> Extract provided
########################################
We note that in Eqs. (4) and (5) we have assumed that if the expected future reward for the two choices of continuing and conceding are identical, then the individual concedes. If ties were (sometimes) resolved the other way, then our equations would be slightly different. Often in evolutionary games, we make the generic payoff assumption [4, 39], assuming that as payoffs occur from nature, following some natural variation, such ties never occur. This assumption is reasonable for games where there is a clear end point, which we consider in the rest of this section, Sect. 5 and the first part of Sect. 6.1. There are complications when there is not such an end point, as then the selection of mixed strategies (allowing concession at a given position with a probability between 0 and 1) can generate equalities. In cases with clear roles, such mixtures are unstable [41], so that the assumption is valid for the rest of the paper too, with the exception of Sect. 6.3, where extremely limited memory but infinite resources allows a game without roles and which carries on indefinitely (and where we see that such mixed strategies feature).
########################################
> Recorded data
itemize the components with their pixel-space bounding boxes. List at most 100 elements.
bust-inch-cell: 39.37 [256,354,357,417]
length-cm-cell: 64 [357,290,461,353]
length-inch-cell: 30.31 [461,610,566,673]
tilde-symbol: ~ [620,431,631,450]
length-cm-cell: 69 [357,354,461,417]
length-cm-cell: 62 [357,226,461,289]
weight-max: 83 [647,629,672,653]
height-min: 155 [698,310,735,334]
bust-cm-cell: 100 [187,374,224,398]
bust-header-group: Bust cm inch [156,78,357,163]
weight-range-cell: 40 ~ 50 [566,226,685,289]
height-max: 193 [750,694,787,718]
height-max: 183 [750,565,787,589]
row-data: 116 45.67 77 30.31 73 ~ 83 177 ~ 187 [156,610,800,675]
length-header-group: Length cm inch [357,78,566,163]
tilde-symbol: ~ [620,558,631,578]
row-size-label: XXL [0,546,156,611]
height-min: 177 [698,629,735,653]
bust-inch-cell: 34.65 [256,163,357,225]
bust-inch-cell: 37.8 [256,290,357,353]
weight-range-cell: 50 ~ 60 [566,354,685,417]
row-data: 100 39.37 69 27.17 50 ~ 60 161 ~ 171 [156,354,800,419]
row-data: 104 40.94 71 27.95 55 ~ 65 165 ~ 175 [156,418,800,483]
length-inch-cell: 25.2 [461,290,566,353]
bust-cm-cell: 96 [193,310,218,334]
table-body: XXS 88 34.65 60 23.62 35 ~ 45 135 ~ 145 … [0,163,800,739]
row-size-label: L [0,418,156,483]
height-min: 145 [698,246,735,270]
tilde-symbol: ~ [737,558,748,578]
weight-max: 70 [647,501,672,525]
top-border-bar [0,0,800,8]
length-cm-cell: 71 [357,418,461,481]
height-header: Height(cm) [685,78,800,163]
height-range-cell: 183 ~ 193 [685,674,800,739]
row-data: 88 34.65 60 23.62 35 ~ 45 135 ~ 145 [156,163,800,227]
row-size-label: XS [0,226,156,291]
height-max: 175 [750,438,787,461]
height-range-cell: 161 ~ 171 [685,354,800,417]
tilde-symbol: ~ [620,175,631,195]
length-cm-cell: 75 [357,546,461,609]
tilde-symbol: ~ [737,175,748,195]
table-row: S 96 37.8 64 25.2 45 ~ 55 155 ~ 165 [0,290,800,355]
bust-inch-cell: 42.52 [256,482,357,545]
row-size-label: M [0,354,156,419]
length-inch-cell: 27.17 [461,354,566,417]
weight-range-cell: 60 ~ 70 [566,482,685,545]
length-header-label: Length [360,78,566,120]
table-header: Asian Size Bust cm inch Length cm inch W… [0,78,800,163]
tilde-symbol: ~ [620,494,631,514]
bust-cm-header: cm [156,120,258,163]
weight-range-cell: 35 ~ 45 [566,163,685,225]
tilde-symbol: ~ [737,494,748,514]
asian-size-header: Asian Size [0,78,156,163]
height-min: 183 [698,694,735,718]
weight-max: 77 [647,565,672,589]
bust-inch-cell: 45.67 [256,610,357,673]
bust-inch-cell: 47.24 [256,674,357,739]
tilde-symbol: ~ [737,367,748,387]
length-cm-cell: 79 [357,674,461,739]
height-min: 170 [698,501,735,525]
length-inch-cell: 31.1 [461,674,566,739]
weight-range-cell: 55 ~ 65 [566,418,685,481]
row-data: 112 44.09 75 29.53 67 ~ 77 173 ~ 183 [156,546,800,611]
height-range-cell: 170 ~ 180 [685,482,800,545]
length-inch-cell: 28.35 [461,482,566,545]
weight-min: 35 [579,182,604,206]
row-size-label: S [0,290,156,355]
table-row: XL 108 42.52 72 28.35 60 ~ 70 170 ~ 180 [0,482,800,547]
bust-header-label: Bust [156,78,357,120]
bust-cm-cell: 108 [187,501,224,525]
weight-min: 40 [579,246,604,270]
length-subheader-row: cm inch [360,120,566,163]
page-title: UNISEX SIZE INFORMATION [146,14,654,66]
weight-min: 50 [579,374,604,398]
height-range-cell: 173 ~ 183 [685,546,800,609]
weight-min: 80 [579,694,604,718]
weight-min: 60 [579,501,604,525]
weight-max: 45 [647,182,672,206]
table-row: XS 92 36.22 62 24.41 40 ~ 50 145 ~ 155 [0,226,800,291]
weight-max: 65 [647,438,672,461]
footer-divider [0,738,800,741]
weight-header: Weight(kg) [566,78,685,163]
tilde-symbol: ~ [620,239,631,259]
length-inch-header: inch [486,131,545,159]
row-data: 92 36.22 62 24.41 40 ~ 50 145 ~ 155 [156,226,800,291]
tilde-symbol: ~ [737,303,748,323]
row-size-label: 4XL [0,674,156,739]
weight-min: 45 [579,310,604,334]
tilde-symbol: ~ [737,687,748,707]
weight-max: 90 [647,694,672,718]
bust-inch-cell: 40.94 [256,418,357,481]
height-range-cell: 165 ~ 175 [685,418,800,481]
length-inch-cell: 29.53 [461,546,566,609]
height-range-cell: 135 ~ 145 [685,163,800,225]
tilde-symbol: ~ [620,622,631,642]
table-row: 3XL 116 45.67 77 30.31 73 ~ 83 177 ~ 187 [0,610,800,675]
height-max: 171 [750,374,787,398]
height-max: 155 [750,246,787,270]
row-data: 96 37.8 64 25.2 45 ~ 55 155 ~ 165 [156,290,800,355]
########################################
> Goal A
Reproduce the stretch of the records from their first line through the line containing "bust-header-group: Bust cm", with both ends included.
> Goal B
Pick up the passage on resolving ties between continuing and conceding where it stops, and continue it.

> Task answer A
itemize the components with their pixel-space bounding boxes. List at most 100 elements.
bust-inch-cell: 39.37 [256,354,357,417]
length-cm-cell: 64 [357,290,461,353]
length-inch-cell: 30.31 [461,610,566,673]
tilde-symbol: ~ [620,431,631,450]
length-cm-cell: 69 [357,354,461,417]
length-cm-cell: 62 [357,226,461,289]
weight-max: 83 [647,629,672,653]
height-min: 155 [698,310,735,334]
bust-cm-cell: 100 [187,374,224,398]
bust-header-group: Bust cm inch [156,78,357,163]

> Task answer B
3.1 Blocks and Unblocking

Here, we present the main four results for games without blocks. The games in this section are all examples of truly asymmetric finite extensive form games, and thus, following Theorem 4.5.3 of Cressman [10], there is a one-to-one correspondence between ESSs and strict Nash equilibria (NE). If we assume generic games and no equalities, then the solutions for each of our main results yields a unique strict NE, which is thus the unique ESS. Without this assumption, they are (perhaps non-strict) Nash equilibria only. The results are summarised in Table 1.

Theorem 1

The first individual that would reach a concession point must concede immediately, i.e. before making its first investment.

Table 1

Summary of the results for the case of fixed and known parameter values



R1, R2, P1, P2

\(I_{1}, I_{2}\) invest at every step

\(R1, R2, P1, \lnot P2\)

\(I_{2}\) concedes immediately

\(R1, R2, \lnot P1, P2\)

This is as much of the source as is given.